## BEGIN

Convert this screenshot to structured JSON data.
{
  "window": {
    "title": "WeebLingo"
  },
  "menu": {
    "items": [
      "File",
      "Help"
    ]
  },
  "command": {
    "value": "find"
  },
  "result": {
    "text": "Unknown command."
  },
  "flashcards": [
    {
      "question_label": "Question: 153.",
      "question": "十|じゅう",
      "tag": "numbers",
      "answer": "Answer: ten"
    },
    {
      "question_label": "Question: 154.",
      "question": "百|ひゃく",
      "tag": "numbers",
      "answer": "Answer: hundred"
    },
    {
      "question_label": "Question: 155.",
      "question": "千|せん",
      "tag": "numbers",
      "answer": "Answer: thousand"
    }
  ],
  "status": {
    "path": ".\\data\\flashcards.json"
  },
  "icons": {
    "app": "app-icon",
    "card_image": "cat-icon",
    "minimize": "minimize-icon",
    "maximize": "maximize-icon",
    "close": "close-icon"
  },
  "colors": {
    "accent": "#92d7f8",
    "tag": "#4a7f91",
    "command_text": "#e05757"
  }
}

## END

REQUIREMENT >>
Copy each line of the preceding data that contains the string "flashcards".

SOLVED EXERCISE >>
  "flashcards": [
    "path": ".\\data\\flashcards.json"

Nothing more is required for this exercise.